### DIRECTIONS FOR THIS TASK
Tally the lines that contain the string "table" and give the number by itself.

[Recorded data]
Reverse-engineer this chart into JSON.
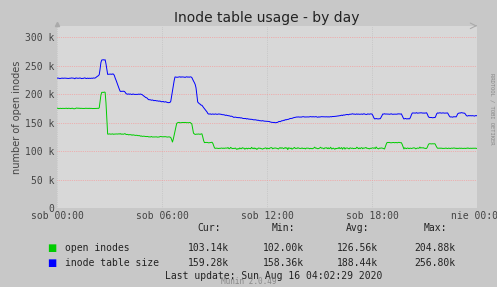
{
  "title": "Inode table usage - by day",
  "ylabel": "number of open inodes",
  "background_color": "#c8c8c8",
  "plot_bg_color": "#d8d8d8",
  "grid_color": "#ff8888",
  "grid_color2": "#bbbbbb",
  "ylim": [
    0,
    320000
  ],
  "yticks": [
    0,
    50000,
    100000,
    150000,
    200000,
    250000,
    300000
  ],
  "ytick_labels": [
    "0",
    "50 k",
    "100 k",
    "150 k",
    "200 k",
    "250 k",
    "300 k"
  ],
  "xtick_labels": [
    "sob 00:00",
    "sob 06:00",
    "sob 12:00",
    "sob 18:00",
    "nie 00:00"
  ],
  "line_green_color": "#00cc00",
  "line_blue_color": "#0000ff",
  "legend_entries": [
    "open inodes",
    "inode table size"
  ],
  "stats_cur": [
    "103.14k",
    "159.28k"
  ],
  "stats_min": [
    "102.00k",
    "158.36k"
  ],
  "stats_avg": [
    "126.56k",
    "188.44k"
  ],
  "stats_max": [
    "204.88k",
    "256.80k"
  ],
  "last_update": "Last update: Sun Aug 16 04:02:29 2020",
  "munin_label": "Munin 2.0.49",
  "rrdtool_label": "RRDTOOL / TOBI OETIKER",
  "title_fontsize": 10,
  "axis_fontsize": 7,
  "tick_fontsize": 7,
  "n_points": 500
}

...

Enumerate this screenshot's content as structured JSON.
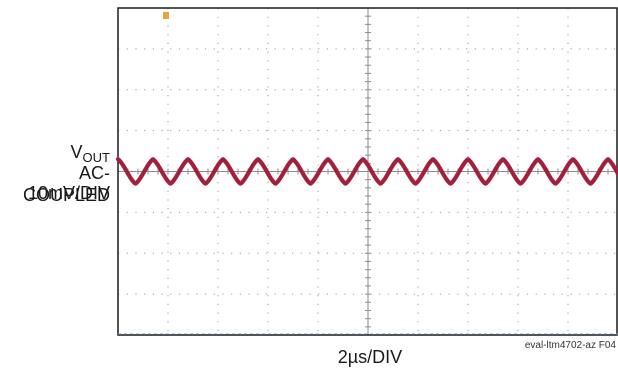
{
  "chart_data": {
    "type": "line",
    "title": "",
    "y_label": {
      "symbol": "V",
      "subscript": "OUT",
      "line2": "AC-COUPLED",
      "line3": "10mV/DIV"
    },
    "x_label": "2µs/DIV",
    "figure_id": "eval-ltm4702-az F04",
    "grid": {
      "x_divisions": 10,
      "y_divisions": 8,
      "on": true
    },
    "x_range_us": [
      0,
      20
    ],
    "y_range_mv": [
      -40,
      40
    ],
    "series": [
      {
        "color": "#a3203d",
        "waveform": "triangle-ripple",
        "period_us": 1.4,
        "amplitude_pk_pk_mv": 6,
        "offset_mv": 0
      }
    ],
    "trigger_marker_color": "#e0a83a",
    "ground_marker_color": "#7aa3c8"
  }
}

### RESULT BELOW
2